Dataset items:
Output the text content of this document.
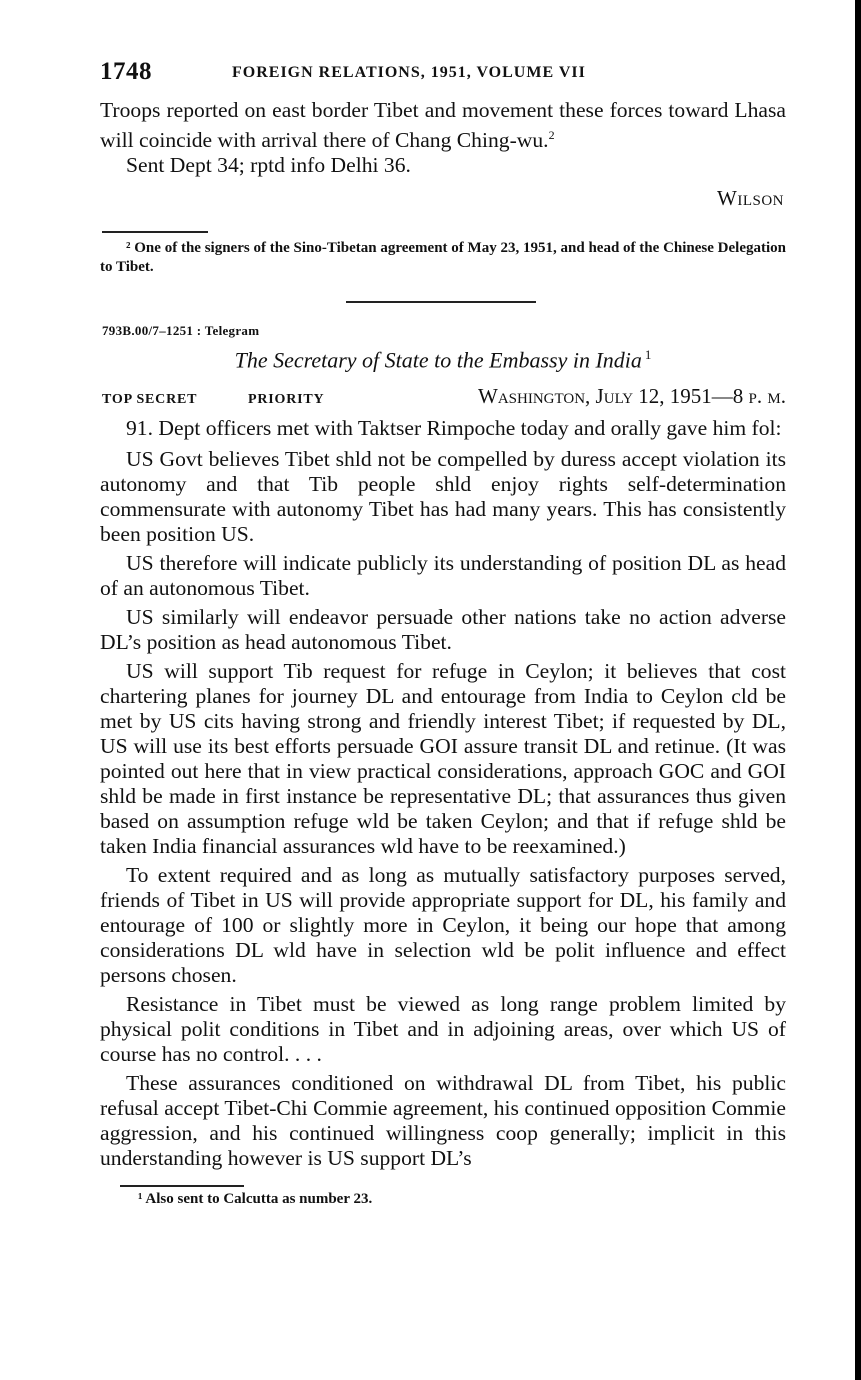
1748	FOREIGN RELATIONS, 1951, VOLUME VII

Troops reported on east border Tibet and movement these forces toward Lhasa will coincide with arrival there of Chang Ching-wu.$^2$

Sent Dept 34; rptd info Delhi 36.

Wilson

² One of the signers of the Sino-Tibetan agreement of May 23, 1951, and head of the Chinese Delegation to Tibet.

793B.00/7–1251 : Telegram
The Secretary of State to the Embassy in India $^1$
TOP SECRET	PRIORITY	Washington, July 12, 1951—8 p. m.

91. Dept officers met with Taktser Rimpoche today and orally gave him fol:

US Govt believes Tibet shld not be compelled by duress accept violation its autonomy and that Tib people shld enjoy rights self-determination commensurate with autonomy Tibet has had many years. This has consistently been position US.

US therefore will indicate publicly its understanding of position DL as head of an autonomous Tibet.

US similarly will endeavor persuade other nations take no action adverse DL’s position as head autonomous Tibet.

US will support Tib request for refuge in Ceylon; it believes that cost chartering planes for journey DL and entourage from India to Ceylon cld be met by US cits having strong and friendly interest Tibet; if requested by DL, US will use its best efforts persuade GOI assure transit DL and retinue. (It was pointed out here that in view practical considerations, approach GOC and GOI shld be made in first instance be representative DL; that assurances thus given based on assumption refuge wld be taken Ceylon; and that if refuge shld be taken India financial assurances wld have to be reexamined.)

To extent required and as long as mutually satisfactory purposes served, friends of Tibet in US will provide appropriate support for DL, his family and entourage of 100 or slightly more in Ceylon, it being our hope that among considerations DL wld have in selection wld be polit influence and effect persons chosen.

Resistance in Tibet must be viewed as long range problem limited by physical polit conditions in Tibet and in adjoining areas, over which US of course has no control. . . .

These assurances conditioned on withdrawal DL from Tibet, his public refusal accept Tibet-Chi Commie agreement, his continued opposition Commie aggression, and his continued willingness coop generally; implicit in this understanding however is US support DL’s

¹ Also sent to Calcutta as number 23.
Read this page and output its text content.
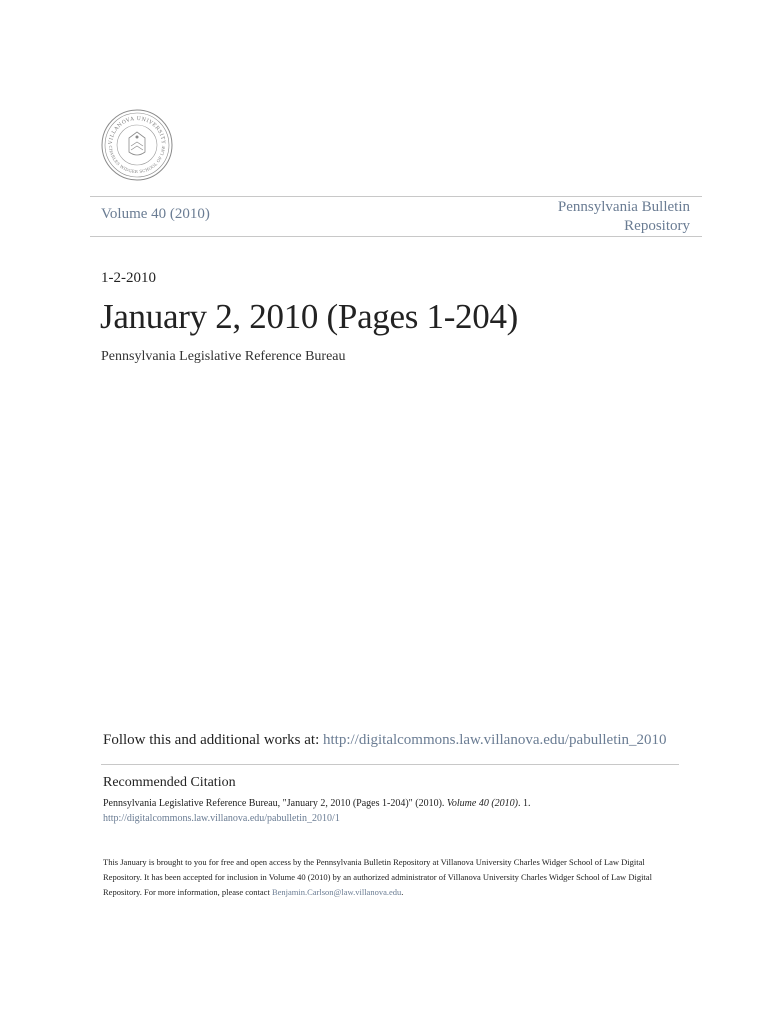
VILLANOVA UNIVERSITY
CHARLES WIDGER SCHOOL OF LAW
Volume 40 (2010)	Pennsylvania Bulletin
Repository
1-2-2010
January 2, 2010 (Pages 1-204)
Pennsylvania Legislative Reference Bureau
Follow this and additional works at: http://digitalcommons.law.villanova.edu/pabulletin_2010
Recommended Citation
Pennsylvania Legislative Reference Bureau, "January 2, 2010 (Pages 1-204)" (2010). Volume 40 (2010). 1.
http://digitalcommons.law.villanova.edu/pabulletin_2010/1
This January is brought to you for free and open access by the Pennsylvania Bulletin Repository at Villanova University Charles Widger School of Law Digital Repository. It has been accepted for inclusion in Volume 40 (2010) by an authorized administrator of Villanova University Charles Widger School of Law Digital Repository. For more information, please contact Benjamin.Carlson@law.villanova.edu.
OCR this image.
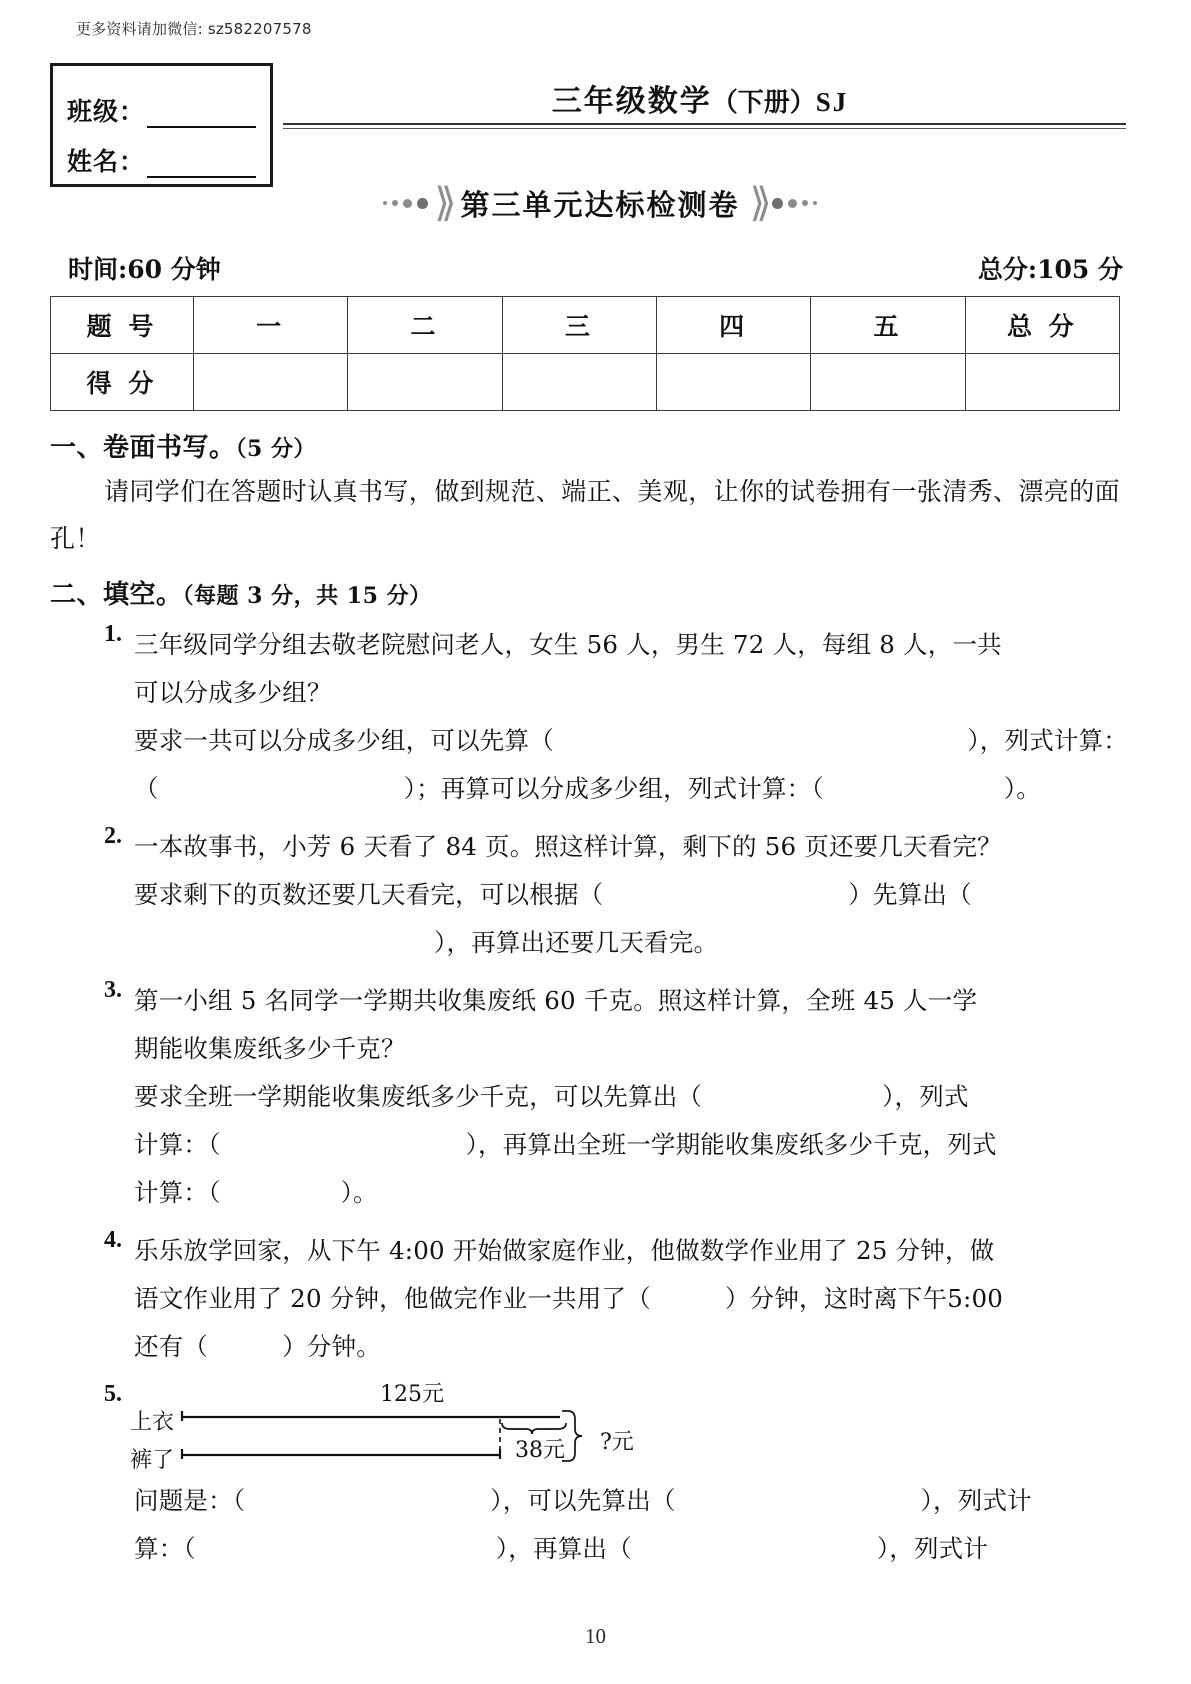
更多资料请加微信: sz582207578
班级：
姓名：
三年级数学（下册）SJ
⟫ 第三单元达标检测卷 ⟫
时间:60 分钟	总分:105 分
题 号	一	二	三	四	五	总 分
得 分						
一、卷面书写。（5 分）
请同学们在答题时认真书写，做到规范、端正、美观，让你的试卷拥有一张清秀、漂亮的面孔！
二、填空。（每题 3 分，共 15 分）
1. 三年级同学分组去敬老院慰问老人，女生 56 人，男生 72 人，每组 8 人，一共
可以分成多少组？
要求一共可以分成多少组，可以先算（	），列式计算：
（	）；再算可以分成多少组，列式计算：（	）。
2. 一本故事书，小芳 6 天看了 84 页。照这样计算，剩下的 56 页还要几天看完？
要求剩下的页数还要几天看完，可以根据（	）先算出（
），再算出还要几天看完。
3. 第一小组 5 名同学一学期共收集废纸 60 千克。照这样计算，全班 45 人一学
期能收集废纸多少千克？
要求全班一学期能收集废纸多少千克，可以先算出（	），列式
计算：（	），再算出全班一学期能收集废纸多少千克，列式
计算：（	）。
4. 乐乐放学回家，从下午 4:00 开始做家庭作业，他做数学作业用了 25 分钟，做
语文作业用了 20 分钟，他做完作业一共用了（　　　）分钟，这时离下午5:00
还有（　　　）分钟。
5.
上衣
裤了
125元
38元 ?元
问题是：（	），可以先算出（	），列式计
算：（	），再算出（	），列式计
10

--

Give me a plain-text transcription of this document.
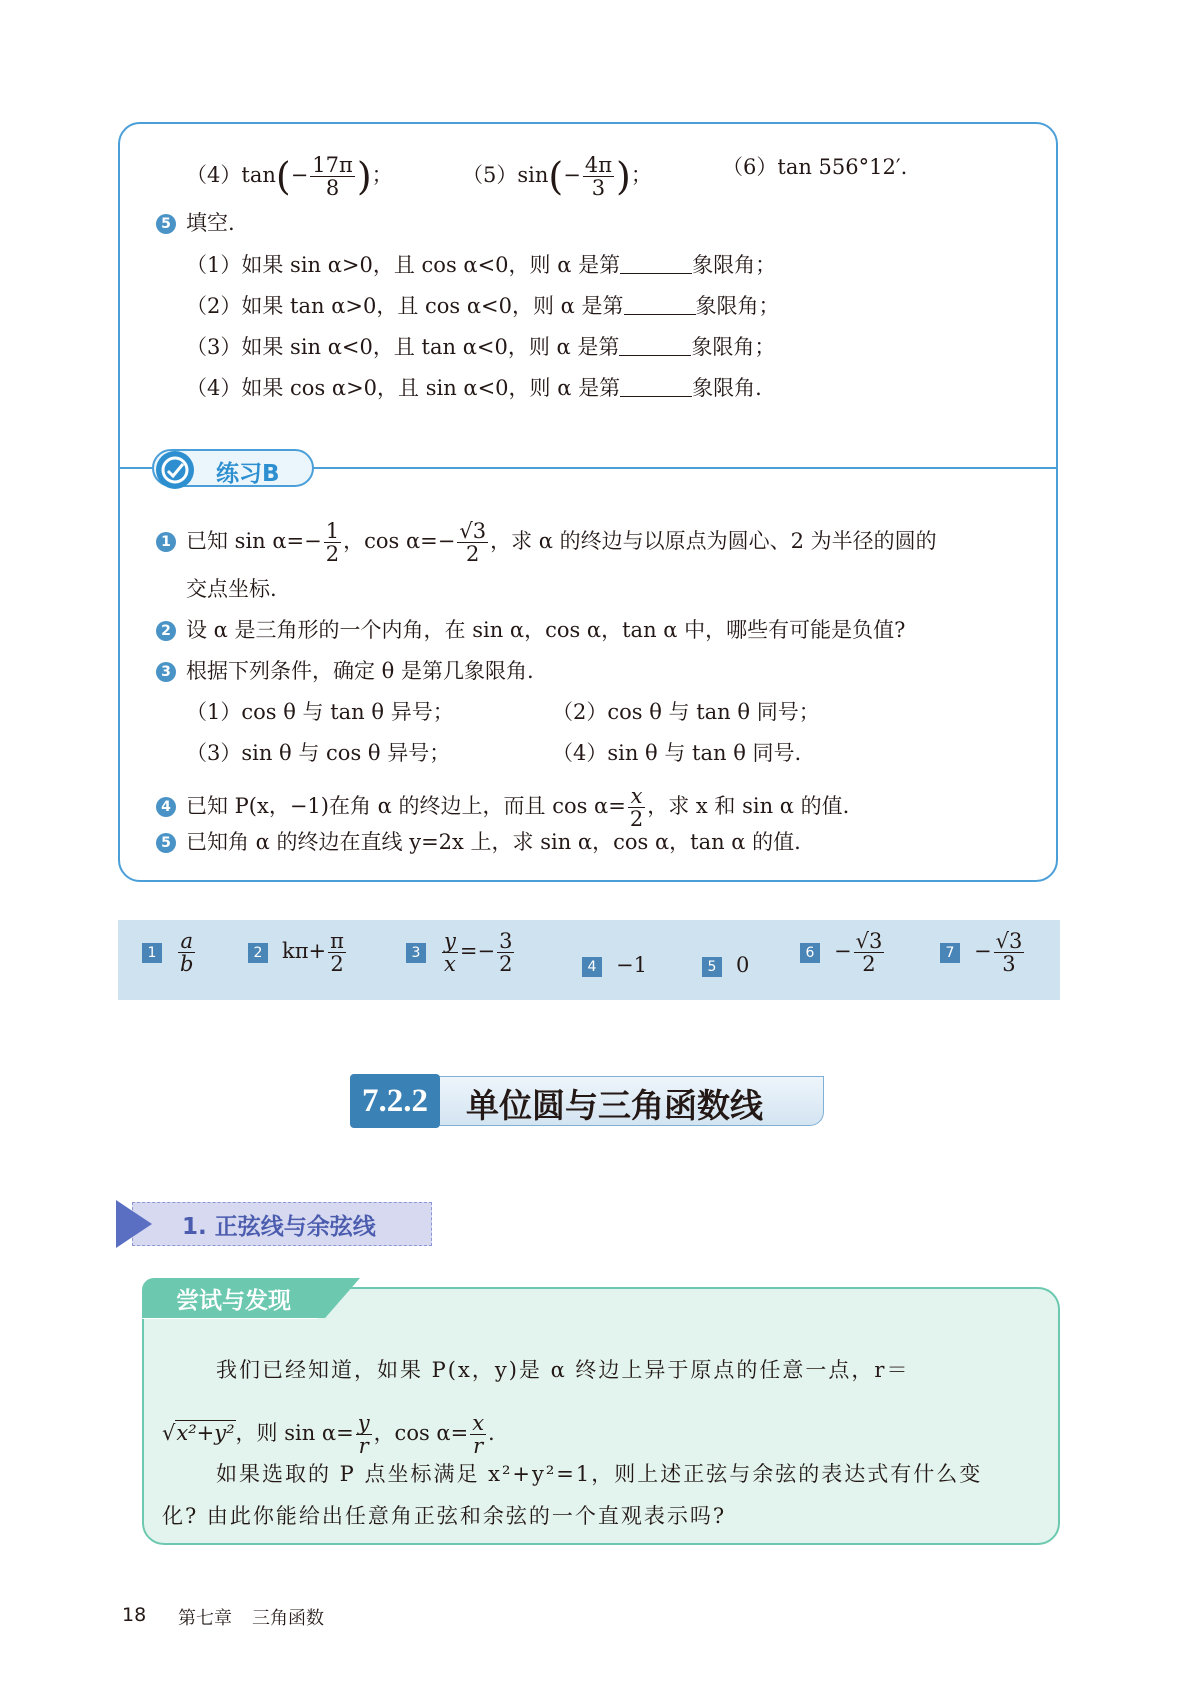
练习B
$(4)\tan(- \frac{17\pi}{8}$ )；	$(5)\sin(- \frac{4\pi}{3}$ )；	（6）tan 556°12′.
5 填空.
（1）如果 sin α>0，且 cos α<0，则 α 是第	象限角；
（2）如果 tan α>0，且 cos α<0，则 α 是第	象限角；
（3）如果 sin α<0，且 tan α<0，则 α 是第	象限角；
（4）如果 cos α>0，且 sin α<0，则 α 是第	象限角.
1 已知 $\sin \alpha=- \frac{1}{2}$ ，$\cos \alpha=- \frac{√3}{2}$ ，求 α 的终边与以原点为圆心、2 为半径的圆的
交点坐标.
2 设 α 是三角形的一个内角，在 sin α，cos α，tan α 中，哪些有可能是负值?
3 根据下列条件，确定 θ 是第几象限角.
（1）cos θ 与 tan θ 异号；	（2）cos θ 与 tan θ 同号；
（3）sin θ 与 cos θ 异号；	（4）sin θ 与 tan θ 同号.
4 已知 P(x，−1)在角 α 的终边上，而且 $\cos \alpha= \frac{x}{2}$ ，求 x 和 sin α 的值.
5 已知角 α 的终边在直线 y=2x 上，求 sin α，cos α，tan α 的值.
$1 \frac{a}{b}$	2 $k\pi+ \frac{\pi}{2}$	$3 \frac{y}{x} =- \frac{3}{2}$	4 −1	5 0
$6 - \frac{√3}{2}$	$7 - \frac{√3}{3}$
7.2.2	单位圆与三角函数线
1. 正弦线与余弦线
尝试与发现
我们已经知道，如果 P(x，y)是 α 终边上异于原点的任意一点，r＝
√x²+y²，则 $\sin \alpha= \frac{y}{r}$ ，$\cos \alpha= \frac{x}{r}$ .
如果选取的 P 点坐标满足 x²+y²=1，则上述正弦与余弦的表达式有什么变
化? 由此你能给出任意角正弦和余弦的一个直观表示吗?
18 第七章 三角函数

SET EXERCISE: Every line above that contains the word "Ceylon" should be reported.

REPLY:
US will support Tib request for refuge in Ceylon; it believes that cost chartering planes for journey DL and entourage from India to Ceylon cld be met by US cits having strong and friendly interest Tibet; if requested by DL, US will use its best efforts persuade GOI assure transit DL and retinue. (It was pointed out here that in view practical considerations, approach GOC and GOI shld be made in first instance be representative DL; that assurances thus given based on assumption refuge wld be taken Ceylon; and that if refuge shld be taken India financial assurances wld have to be reexamined.)
To extent required and as long as mutually satisfactory purposes served, friends of Tibet in US will provide appropriate support for DL, his family and entourage of 100 or slightly more in Ceylon, it being our hope that among considerations DL wld have in selection wld be polit influence and effect persons chosen.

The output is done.